What the task asks:
Print the lines of the material below that run from the one containing "alaskan-point [69, 640, 88, 659]" through the one containing "eastern-point [136, 301, 155, 320]", including both, reproducing each line unchanged.

Information shown:

•••••

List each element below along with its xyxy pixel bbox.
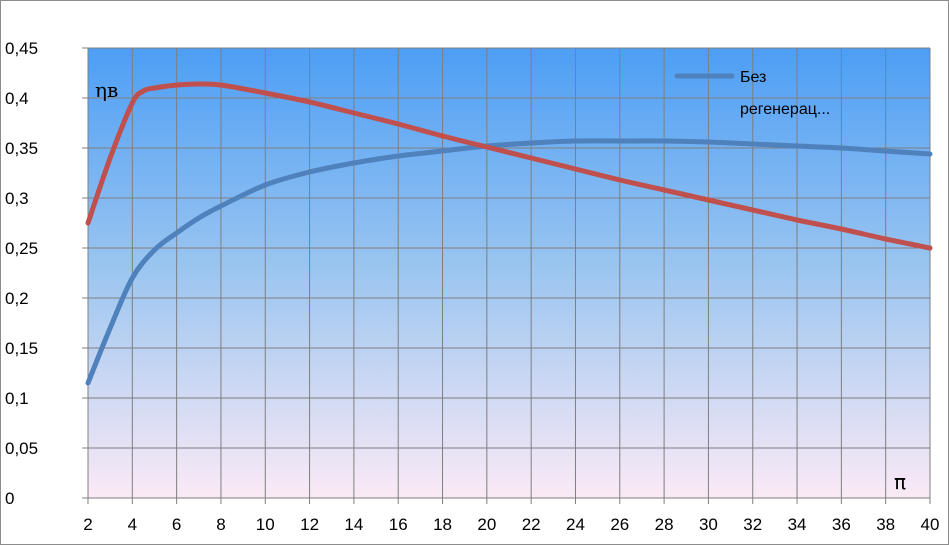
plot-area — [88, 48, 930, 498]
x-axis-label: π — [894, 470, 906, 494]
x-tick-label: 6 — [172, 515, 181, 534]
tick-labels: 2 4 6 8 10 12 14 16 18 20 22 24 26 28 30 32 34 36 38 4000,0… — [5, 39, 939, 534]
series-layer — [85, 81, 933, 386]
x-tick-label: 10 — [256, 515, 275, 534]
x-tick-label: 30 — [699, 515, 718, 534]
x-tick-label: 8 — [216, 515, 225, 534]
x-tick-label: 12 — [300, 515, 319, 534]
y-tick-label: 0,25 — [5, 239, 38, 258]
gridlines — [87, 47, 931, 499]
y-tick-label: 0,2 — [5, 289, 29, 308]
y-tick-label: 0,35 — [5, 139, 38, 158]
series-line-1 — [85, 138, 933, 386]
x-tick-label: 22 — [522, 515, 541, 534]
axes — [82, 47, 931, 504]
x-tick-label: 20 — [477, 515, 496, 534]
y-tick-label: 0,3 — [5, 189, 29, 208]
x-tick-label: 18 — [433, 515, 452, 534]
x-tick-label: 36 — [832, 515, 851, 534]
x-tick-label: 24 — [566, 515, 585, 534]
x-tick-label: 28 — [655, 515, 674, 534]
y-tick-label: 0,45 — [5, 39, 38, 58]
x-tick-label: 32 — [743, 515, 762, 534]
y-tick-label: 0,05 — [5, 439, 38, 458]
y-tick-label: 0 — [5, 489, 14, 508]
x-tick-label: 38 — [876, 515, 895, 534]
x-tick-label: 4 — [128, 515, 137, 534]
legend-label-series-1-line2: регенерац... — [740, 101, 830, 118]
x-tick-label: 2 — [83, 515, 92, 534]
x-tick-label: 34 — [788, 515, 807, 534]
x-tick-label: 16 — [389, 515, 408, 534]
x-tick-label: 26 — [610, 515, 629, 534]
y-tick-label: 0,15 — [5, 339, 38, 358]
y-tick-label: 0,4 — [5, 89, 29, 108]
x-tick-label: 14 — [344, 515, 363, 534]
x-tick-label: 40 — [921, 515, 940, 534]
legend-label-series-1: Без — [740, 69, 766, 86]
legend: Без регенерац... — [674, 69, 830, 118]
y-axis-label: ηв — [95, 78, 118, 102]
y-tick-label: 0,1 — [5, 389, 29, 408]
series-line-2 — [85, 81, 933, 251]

•••••

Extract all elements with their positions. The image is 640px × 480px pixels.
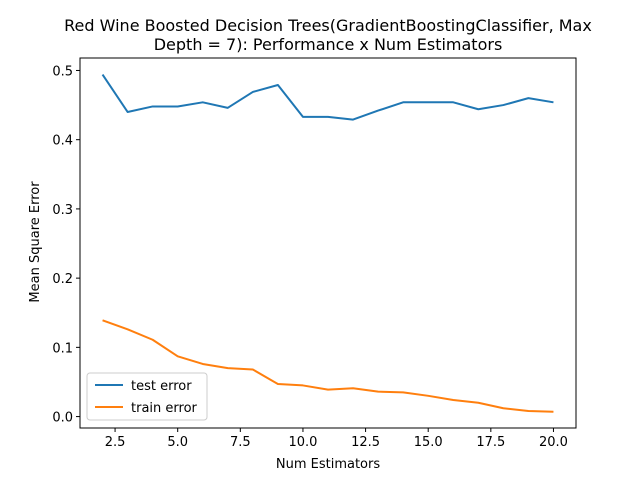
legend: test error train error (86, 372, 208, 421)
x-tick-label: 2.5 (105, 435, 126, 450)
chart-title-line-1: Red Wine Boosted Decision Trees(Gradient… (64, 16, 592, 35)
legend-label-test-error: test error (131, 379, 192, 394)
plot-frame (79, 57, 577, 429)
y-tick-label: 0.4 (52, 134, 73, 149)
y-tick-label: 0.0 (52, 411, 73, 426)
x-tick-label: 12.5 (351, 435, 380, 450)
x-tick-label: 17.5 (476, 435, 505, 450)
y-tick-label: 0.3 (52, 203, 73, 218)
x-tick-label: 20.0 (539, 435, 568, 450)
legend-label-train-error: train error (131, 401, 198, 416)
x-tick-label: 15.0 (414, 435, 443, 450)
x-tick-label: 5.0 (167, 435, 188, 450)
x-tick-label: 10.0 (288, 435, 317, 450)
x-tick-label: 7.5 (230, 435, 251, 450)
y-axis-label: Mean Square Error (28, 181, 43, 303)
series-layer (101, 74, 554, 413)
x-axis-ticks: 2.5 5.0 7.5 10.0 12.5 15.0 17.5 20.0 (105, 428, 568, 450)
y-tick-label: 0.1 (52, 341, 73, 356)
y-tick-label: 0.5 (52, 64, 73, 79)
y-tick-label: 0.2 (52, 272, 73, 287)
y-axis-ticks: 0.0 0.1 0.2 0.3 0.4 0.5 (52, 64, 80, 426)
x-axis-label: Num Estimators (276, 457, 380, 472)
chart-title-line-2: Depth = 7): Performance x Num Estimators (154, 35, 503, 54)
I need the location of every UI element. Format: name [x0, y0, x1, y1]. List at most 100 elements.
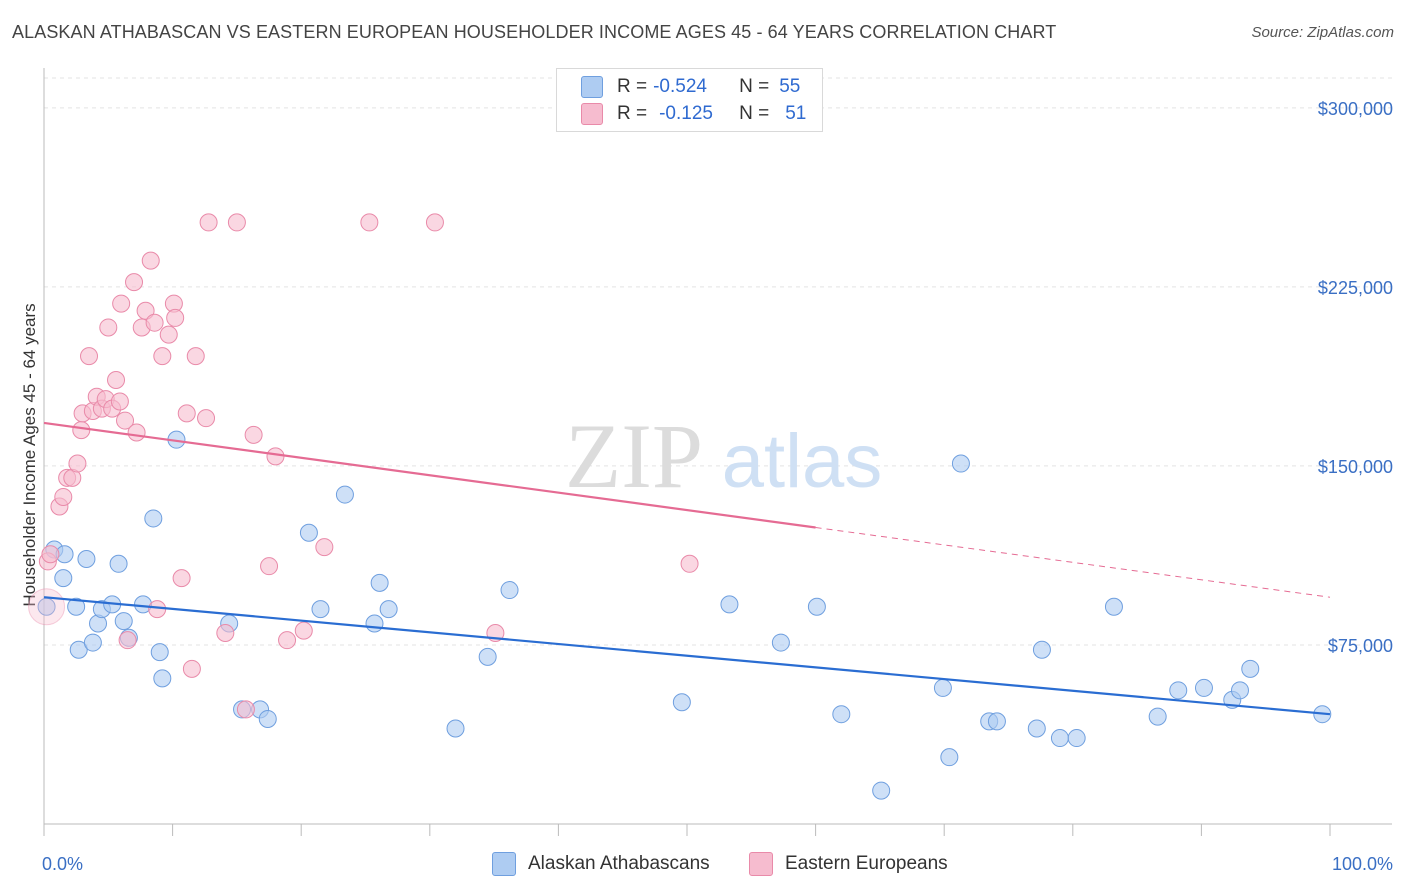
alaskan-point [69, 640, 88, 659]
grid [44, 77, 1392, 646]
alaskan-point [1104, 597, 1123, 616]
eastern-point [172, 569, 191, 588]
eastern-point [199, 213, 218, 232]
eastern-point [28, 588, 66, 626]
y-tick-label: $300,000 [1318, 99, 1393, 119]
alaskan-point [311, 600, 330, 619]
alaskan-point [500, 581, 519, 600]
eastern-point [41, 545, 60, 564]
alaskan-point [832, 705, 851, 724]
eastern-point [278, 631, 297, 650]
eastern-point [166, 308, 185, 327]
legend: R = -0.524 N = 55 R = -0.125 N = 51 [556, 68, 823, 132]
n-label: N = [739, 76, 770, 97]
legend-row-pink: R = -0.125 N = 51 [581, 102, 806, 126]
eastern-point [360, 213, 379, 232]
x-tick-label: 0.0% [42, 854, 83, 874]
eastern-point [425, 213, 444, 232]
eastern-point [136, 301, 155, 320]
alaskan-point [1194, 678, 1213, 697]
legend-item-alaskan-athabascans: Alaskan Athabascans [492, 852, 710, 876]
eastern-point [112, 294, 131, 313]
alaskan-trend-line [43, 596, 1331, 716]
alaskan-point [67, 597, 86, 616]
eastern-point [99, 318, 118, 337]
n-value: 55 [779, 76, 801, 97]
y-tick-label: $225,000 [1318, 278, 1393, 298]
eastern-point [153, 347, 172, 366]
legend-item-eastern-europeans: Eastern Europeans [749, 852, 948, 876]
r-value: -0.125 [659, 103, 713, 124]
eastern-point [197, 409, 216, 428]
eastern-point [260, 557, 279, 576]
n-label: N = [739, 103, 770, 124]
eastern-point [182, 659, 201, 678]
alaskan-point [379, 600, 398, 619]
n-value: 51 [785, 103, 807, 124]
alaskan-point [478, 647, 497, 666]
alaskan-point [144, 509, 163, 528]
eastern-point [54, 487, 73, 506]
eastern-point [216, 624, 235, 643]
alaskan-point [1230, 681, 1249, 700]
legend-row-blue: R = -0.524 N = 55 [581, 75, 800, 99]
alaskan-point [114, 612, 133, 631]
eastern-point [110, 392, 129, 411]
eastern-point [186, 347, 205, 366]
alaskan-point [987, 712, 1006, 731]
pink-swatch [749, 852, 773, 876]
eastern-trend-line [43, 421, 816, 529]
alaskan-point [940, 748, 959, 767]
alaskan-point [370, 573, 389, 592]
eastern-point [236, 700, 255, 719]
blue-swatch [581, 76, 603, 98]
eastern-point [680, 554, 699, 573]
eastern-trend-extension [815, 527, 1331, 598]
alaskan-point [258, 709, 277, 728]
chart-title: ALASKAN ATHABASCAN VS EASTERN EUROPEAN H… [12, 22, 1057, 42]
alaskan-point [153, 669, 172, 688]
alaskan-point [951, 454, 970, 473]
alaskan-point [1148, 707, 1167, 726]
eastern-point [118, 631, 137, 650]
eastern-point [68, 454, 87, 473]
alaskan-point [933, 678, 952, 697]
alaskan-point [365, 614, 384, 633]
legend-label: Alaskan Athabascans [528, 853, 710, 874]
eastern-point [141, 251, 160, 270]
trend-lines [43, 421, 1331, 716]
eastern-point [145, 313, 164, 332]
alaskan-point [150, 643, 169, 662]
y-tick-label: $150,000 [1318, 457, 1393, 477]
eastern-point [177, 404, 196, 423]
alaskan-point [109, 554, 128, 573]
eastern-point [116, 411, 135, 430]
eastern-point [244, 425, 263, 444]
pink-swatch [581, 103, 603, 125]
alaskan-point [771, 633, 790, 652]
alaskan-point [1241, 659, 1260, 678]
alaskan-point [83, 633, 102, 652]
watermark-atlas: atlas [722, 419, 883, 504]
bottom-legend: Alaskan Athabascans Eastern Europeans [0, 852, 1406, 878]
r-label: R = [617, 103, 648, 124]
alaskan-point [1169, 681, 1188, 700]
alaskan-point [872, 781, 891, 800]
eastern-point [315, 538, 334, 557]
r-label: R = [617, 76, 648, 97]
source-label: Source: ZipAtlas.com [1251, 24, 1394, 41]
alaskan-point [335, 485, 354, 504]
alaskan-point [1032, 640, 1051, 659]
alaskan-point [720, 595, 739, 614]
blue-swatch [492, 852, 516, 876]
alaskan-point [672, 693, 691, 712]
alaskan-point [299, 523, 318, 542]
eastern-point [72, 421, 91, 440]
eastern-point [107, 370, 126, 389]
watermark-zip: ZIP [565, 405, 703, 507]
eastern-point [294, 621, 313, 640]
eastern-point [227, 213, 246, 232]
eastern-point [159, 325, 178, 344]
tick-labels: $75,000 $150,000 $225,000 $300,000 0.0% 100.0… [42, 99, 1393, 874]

•••••

Task solution:
alaskan-point [69, 640, 88, 659]
grid [44, 77, 1392, 646]
alaskan-point [1104, 597, 1123, 616]
eastern-point [172, 569, 191, 588]
eastern-point [199, 213, 218, 232]
eastern-point [28, 588, 66, 626]
y-tick-label: $300,000 [1318, 99, 1393, 119]
alaskan-point [311, 600, 330, 619]
alaskan-point [500, 581, 519, 600]
eastern-point [41, 545, 60, 564]
alaskan-point [832, 705, 851, 724]
eastern-point [278, 631, 297, 650]
eastern-point [166, 308, 185, 327]
legend: R = -0.524 N = 55 R = -0.125 N = 51 [556, 68, 823, 132]
n-label: N = [739, 76, 770, 97]
legend-row-pink: R = -0.125 N = 51 [581, 102, 806, 126]
eastern-point [360, 213, 379, 232]
x-tick-label: 0.0% [42, 854, 83, 874]
eastern-point [425, 213, 444, 232]
eastern-point [136, 301, 155, 320]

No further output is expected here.